# Stated goal
Scan the following material for the string "profesionales" and copy each line in which it appears.

A run of records:
((

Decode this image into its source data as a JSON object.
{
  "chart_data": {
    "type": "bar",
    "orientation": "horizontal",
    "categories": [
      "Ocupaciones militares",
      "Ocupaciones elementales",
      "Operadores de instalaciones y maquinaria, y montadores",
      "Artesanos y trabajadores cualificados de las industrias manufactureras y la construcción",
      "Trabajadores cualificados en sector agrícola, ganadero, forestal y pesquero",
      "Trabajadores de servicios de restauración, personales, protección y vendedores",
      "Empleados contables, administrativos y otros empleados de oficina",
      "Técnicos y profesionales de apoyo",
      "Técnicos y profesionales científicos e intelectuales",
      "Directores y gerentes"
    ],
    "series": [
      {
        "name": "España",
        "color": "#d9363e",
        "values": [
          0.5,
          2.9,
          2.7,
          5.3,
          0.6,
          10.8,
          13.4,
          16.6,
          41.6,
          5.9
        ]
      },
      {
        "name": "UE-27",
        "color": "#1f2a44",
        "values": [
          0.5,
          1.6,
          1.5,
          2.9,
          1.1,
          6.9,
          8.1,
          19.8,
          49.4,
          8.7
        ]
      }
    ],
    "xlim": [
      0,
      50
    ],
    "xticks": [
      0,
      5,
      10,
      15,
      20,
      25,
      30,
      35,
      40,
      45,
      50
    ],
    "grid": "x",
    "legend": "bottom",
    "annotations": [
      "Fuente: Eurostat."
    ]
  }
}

))

# Finished task
      "Técnicos y profesionales de apoyo",
      "Técnicos y profesionales científicos e intelectuales",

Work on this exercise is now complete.